Extracted records:
↓↓↓

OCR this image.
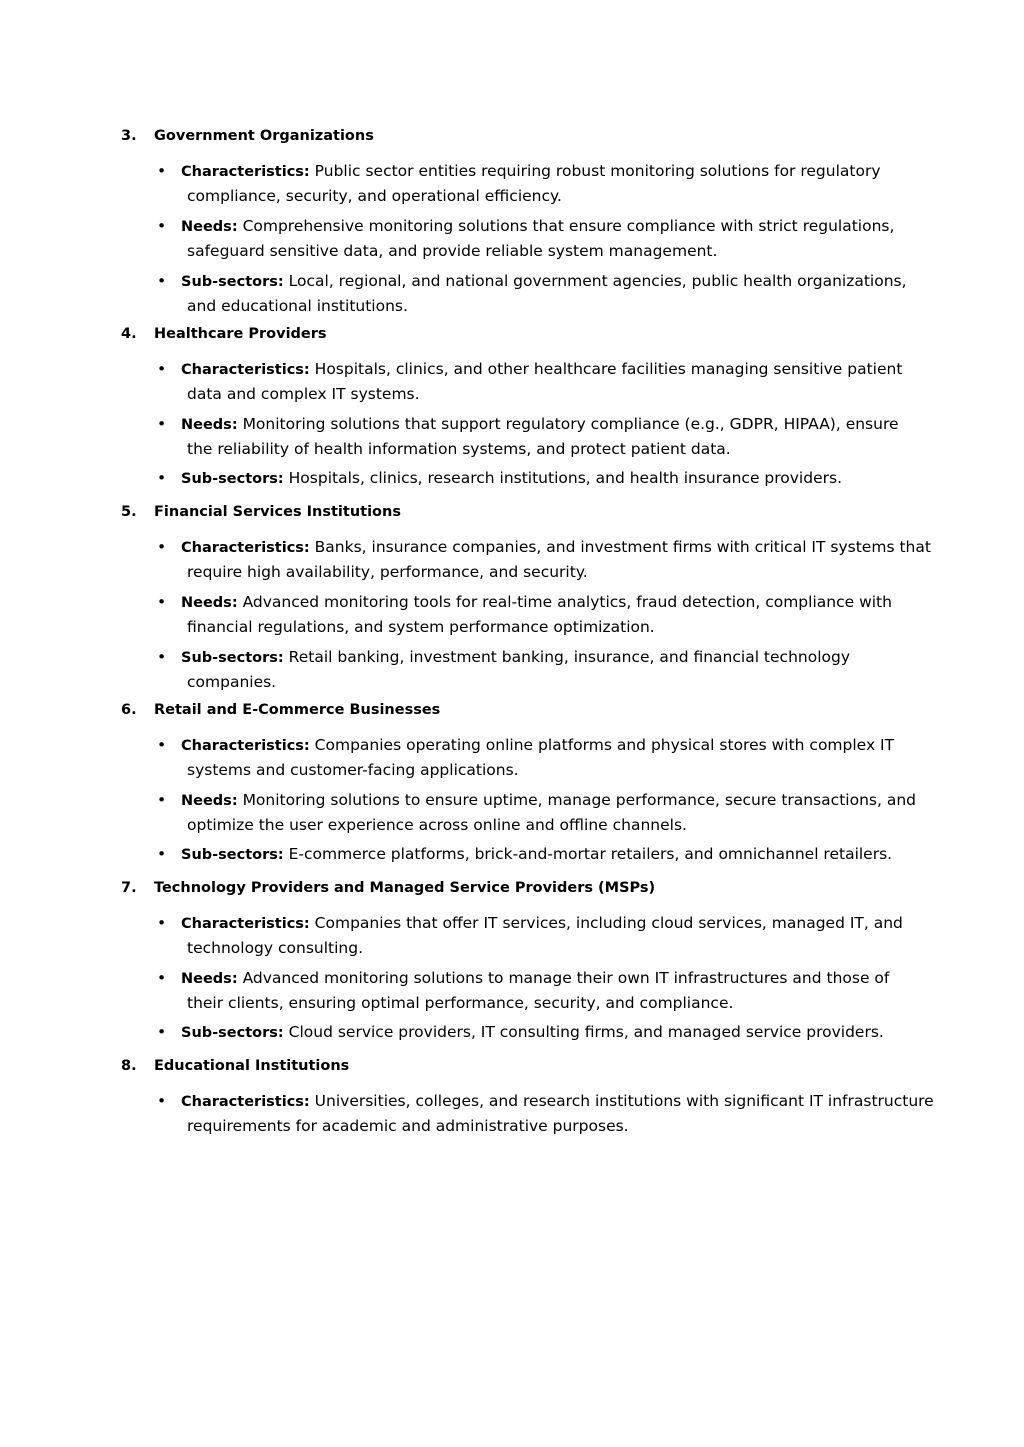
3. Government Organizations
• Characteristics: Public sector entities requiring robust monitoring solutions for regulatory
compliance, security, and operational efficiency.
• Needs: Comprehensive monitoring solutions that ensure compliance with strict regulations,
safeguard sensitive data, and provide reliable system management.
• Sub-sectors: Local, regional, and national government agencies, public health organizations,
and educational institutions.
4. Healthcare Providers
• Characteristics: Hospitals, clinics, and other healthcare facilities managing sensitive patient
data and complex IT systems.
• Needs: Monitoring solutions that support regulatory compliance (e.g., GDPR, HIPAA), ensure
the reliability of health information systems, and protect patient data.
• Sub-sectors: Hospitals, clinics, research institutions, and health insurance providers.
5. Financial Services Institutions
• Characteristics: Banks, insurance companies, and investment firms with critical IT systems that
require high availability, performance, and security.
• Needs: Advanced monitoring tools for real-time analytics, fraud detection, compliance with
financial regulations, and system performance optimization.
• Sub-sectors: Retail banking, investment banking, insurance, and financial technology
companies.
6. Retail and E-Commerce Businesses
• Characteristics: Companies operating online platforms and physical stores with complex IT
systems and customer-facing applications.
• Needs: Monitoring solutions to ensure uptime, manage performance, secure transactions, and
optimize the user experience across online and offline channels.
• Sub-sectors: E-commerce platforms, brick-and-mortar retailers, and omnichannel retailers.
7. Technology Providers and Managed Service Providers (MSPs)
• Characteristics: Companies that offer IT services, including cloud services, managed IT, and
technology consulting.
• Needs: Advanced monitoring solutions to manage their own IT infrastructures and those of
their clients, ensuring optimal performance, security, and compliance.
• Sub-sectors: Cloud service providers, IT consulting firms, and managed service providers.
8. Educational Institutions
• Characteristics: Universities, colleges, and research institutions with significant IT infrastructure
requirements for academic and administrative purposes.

↑↑↑

Prompt:
Check each line above for the word "sectors" and copy the ones that have it.

Written answer:
• Sub-sectors: Local, regional, and national government agencies, public health organizations,
• Sub-sectors: Hospitals, clinics, research institutions, and health insurance providers.
• Sub-sectors: Retail banking, investment banking, insurance, and financial technology
• Sub-sectors: E-commerce platforms, brick-and-mortar retailers, and omnichannel retailers.
• Sub-sectors: Cloud service providers, IT consulting firms, and managed service providers.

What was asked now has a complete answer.